What needs to be done
Without further comment, state how many lines in the listing below contain the word "this".

Data provided
%%

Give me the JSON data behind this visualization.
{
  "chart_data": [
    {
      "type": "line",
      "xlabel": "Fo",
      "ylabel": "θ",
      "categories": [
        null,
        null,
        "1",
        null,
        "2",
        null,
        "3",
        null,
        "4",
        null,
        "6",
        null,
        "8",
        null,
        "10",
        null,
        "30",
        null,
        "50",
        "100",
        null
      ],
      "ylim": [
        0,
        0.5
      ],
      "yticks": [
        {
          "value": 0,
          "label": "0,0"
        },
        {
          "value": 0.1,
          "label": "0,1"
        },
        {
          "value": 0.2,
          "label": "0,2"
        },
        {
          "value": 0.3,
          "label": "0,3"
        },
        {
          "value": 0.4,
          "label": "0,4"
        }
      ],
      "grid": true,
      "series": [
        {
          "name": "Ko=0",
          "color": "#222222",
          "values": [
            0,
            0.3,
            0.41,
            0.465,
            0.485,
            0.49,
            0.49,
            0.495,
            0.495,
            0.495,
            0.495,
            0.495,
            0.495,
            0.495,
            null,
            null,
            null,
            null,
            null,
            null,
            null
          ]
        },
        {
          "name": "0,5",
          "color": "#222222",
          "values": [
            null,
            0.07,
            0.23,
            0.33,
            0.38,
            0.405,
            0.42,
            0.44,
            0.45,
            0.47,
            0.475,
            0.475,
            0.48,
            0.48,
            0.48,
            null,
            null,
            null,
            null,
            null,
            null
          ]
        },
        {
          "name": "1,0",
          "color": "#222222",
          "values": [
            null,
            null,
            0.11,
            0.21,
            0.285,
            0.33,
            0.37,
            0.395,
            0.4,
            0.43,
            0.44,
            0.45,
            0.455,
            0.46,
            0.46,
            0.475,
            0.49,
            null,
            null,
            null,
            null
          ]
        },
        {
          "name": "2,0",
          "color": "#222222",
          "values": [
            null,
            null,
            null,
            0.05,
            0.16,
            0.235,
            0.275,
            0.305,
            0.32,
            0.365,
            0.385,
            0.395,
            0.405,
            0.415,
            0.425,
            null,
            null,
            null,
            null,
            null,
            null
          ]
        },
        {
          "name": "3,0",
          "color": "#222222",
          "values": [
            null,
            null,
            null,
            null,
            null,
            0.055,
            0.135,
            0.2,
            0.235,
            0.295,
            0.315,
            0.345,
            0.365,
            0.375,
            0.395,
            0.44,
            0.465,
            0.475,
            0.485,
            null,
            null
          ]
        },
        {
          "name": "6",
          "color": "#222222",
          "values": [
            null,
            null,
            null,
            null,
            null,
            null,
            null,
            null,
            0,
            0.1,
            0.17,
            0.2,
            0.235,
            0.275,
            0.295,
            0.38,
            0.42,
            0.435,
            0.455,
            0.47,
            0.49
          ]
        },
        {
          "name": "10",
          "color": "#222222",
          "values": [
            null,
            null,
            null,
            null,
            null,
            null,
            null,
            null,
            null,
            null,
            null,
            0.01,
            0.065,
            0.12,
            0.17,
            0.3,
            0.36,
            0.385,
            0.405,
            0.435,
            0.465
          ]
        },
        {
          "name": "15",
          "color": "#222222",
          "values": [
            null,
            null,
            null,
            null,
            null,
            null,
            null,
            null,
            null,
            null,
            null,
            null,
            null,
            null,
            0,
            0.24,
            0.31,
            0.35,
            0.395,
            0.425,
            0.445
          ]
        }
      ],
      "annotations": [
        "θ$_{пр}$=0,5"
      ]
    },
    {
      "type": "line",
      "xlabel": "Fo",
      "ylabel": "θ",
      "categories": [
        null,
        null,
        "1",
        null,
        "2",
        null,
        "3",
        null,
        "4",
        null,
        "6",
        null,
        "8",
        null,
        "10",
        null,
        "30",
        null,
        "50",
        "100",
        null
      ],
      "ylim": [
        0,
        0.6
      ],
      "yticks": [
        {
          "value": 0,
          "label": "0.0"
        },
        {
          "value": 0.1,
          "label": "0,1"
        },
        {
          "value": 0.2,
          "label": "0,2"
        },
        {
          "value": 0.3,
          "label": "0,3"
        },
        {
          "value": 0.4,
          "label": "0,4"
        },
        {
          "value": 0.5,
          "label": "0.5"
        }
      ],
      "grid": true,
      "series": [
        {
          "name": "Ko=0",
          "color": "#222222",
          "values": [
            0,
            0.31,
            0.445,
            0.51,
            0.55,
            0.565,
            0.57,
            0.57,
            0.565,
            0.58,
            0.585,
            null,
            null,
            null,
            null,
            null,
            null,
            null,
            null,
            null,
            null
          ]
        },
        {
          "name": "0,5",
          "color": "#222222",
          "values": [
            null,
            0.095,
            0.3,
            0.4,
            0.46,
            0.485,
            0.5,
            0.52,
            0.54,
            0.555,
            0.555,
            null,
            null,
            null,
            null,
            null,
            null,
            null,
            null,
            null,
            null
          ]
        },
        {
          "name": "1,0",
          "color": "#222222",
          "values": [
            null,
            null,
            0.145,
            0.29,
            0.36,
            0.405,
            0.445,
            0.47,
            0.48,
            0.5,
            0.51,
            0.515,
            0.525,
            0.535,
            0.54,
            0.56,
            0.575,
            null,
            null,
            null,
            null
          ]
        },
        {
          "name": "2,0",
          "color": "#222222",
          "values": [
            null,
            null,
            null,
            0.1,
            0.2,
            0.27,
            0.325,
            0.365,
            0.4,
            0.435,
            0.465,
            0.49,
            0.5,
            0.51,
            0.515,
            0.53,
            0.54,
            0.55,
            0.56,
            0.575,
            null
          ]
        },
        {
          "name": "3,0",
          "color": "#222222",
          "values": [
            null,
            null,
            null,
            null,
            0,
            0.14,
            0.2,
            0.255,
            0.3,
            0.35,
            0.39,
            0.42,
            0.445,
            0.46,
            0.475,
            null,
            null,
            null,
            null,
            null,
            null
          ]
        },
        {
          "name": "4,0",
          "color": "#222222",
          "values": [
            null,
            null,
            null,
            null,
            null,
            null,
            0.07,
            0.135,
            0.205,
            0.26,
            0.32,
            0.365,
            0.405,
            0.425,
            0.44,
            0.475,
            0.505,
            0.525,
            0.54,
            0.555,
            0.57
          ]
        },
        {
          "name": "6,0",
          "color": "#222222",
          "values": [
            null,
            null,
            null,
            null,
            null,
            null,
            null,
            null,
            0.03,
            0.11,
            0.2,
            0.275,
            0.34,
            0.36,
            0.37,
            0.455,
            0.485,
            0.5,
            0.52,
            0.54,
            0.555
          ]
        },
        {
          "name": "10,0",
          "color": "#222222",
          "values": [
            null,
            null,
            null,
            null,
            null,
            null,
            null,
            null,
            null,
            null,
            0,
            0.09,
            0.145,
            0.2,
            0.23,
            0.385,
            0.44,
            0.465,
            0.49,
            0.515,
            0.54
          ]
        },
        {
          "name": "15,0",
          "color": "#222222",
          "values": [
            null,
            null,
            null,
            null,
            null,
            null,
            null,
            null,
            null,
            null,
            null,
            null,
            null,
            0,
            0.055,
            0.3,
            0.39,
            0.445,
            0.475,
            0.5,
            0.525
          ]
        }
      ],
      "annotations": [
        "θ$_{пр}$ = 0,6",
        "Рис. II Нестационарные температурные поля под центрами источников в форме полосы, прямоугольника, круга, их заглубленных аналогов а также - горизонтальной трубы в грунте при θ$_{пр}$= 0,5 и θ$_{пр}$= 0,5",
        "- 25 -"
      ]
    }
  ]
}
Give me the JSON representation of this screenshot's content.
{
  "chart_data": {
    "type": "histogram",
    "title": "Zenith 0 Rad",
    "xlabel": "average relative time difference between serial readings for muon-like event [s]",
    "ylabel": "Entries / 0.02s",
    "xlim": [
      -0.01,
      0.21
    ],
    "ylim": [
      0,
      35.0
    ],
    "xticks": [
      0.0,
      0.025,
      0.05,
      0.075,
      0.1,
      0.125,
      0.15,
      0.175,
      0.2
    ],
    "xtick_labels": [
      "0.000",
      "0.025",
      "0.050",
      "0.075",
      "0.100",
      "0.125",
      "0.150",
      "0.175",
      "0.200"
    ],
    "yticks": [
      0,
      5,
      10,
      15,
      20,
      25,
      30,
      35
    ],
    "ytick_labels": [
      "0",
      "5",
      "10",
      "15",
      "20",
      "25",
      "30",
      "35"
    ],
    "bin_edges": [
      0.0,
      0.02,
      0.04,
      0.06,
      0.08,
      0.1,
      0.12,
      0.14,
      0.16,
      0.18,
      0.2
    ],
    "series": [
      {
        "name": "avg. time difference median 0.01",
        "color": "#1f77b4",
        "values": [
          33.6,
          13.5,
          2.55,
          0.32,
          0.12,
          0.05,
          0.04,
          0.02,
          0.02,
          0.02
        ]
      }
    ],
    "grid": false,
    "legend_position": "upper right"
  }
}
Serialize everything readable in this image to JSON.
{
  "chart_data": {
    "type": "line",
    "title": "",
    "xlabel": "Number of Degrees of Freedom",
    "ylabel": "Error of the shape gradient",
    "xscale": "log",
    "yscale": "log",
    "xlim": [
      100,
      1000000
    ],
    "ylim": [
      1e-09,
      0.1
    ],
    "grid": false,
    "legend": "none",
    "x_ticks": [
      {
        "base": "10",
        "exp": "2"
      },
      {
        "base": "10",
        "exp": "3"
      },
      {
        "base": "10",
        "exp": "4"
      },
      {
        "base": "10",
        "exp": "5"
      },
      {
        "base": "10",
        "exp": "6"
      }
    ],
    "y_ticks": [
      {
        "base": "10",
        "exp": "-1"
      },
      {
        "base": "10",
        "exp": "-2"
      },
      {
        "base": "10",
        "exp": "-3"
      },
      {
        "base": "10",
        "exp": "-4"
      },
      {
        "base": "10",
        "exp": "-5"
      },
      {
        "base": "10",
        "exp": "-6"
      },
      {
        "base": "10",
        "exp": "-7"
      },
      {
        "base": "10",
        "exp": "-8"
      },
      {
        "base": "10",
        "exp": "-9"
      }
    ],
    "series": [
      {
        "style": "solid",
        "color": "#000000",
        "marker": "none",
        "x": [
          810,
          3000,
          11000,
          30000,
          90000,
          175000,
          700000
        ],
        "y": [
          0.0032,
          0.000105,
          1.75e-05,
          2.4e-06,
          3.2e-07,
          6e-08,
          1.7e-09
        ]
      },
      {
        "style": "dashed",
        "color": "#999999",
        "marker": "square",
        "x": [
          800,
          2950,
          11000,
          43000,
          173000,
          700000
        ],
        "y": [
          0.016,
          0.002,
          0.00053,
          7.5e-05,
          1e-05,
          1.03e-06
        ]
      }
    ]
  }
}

%%

Written answer
3